**Your goal**
Transcribe each entry below exactly. Pictures do not go in the copy.

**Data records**
.....

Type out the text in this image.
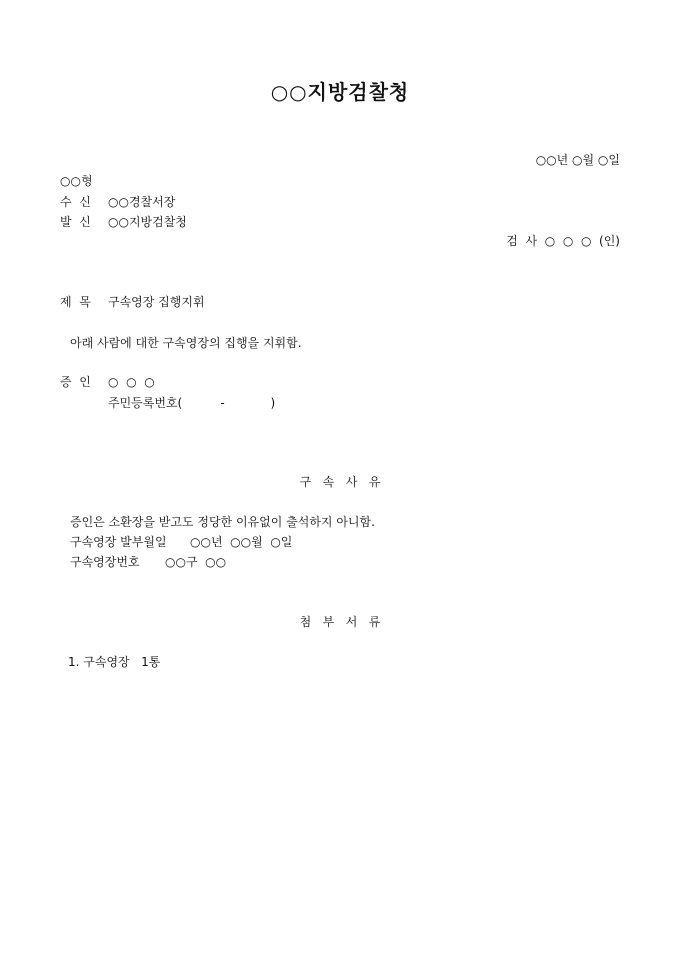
○○지방검찰청
○○년 ○월 ○일
○○형
수  신 ○○경찰서장
발  신 ○○지방검찰청
검  사  ○  ○  ○  (인)
제  목 구속영장 집행지휘
아래 사람에 대한 구속영장의 집행을 지휘함.
증  인 ○  ○  ○
주민등록번호(          -            )
구   속   사   유
증인은 소환장을 받고도 정당한 이유없이 출석하지 아니함.
구속영장 발부월일 ○○년  ○○월  ○일
구속영장번호 ○○구  ○○
첨   부   서   류
1. 구속영장   1통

.....

**Solution**
Type out the text in this image.
○○지방검찰청
○○년 ○월 ○일
○○형
수  신 ○○경찰서장
발  신 ○○지방검찰청
검  사  ○  ○  ○  (인)
제  목 구속영장 집행지휘
아래 사람에 대한 구속영장의 집행을 지휘함.
증  인 ○  ○  ○
주민등록번호(          -            )
구   속   사   유
증인은 소환장을 받고도 정당한 이유없이 출석하지 아니함.
구속영장 발부월일 ○○년  ○○월  ○일
구속영장번호 ○○구  ○○
첨   부   서   류
1. 구속영장   1통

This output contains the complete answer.